WHAT IS EXPECTED: Here are some records. Copy each one exactly.

◇ ◇ ◇

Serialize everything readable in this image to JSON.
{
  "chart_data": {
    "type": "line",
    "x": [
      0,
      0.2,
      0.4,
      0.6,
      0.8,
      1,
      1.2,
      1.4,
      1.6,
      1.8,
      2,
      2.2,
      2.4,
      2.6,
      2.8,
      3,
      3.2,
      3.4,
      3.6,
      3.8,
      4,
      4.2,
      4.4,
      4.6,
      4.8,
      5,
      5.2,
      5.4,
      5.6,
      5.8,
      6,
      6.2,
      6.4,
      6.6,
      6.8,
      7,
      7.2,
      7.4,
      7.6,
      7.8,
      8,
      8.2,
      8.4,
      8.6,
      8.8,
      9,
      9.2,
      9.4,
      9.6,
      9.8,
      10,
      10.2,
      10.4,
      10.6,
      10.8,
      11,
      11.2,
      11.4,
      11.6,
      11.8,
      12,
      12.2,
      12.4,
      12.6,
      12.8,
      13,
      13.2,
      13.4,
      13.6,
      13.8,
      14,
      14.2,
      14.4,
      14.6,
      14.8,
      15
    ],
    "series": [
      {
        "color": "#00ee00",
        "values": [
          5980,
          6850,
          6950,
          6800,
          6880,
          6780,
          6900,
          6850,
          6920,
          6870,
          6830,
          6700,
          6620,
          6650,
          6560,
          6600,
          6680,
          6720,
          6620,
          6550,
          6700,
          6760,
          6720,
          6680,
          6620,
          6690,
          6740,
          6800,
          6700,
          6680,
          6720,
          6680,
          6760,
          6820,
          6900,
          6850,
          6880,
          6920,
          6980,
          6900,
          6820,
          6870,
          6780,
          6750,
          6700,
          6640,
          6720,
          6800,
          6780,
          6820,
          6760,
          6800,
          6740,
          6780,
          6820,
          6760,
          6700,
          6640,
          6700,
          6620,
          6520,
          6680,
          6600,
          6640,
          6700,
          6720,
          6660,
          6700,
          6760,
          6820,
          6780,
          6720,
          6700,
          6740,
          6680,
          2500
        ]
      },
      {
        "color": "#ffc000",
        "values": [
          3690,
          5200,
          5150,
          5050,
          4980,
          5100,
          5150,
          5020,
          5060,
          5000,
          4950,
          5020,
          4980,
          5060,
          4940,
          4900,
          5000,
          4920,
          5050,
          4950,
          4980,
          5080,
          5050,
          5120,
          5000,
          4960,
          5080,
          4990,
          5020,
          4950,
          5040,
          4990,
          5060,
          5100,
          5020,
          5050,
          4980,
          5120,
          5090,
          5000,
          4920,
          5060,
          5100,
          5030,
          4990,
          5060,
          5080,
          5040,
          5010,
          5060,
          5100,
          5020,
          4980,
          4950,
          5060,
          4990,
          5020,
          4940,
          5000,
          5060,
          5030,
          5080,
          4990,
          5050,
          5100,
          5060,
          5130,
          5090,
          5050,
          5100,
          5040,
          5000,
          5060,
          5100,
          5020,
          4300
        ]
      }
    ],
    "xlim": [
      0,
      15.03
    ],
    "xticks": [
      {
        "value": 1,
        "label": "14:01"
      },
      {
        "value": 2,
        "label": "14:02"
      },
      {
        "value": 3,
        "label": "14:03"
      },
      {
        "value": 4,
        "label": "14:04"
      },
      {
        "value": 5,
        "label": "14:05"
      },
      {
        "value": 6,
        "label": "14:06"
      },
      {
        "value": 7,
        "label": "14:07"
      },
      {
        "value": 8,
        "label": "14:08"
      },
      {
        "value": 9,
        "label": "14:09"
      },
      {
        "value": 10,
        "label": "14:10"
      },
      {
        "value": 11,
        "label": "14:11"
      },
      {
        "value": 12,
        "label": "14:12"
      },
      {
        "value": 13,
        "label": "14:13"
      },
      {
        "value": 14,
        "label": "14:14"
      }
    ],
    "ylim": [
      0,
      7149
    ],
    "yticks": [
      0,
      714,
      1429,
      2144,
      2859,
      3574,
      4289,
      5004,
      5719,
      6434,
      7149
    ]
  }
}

◇ ◇ ◇

EXERCISE RESULT:
Serialize everything readable in this image to JSON.
{
  "chart_data": {
    "type": "line",
    "x": [
      0,
      0.2,
      0.4,
      0.6,
      0.8,
      1,
      1.2,
      1.4,
      1.6,
      1.8,
      2,
      2.2,
      2.4,
      2.6,
      2.8,
      3,
      3.2,
      3.4,
      3.6,
      3.8,
      4,
      4.2,
      4.4,
      4.6,
      4.8,
      5,
      5.2,
      5.4,
      5.6,
      5.8,
      6,
      6.2,
      6.4,
      6.6,
      6.8,
      7,
      7.2,
      7.4,
      7.6,
      7.8,
      8,
      8.2,
      8.4,
      8.6,
      8.8,
      9,
      9.2,
      9.4,
      9.6,
      9.8,
      10,
      10.2,
      10.4,
      10.6,
      10.8,
      11,
      11.2,
      11.4,
      11.6,
      11.8,
      12,
      12.2,
      12.4,
      12.6,
      12.8,
      13,
      13.2,
      13.4,
      13.6,
      13.8,
      14,
      14.2,
      14.4,
      14.6,
      14.8,
      15
    ],
    "series": [
      {
        "color": "#00ee00",
        "values": [
          5980,
          6850,
          6950,
          6800,
          6880,
          6780,
          6900,
          6850,
          6920,
          6870,
          6830,
          6700,
          6620,
          6650,
          6560,
          6600,
          6680,
          6720,
          6620,
          6550,
          6700,
          6760,
          6720,
          6680,
          6620,
          6690,
          6740,
          6800,
          6700,
          6680,
          6720,
          6680,
          6760,
          6820,
          6900,
          6850,
          6880,
          6920,
          6980,
          6900,
          6820,
          6870,
          6780,
          6750,
          6700,
          6640,
          6720,
          6800,
          6780,
          6820,
          6760,
          6800,
          6740,
          6780,
          6820,
          6760,
          6700,
          6640,
          6700,
          6620,
          6520,
          6680,
          6600,
          6640,
          6700,
          6720,
          6660,
          6700,
          6760,
          6820,
          6780,
          6720,
          6700,
          6740,
          6680,
          2500
        ]
      },
      {
        "color": "#ffc000",
        "values": [
          3690,
          5200,
          5150,
          5050,
          4980,
          5100,
          5150,
          5020,
          5060,
          5000,
          4950,
          5020,
          4980,
          5060,
          4940,
          4900,
          5000,
          4920,
          5050,
          4950,
          4980,
          5080,
          5050,
          5120,
          5000,
          4960,
          5080,
          4990,
          5020,
          4950,
          5040,
          4990,
          5060,
          5100,
          5020,
          5050,
          4980,
          5120,
          5090,
          5000,
          4920,
          5060,
          5100,
          5030,
          4990,
          5060,
          5080,
          5040,
          5010,
          5060,
          5100,
          5020,
          4980,
          4950,
          5060,
          4990,
          5020,
          4940,
          5000,
          5060,
          5030,
          5080,
          4990,
          5050,
          5100,
          5060,
          5130,
          5090,
          5050,
          5100,
          5040,
          5000,
          5060,
          5100,
          5020,
          4300
        ]
      }
    ],
    "xlim": [
      0,
      15.03
    ],
    "xticks": [
      {
        "value": 1,
        "label": "14:01"
      },
      {
        "value": 2,
        "label": "14:02"
      },
      {
        "value": 3,
        "label": "14:03"
      },
      {
        "value": 4,
        "label": "14:04"
      },
      {
        "value": 5,
        "label": "14:05"
      },
      {
        "value": 6,
        "label": "14:06"
      },
      {
        "value": 7,
        "label": "14:07"
      },
      {
        "value": 8,
        "label": "14:08"
      },
      {
        "value": 9,
        "label": "14:09"
      },
      {
        "value": 10,
        "label": "14:10"
      },
      {
        "value": 11,
        "label": "14:11"
      },
      {
        "value": 12,
        "label": "14:12"
      },
      {
        "value": 13,
        "label": "14:13"
      },
      {
        "value": 14,
        "label": "14:14"
      }
    ],
    "ylim": [
      0,
      7149
    ],
    "yticks": [
      0,
      714,
      1429,
      2144,
      2859,
      3574,
      4289,
      5004,
      5719,
      6434,
      7149
    ]
  }
}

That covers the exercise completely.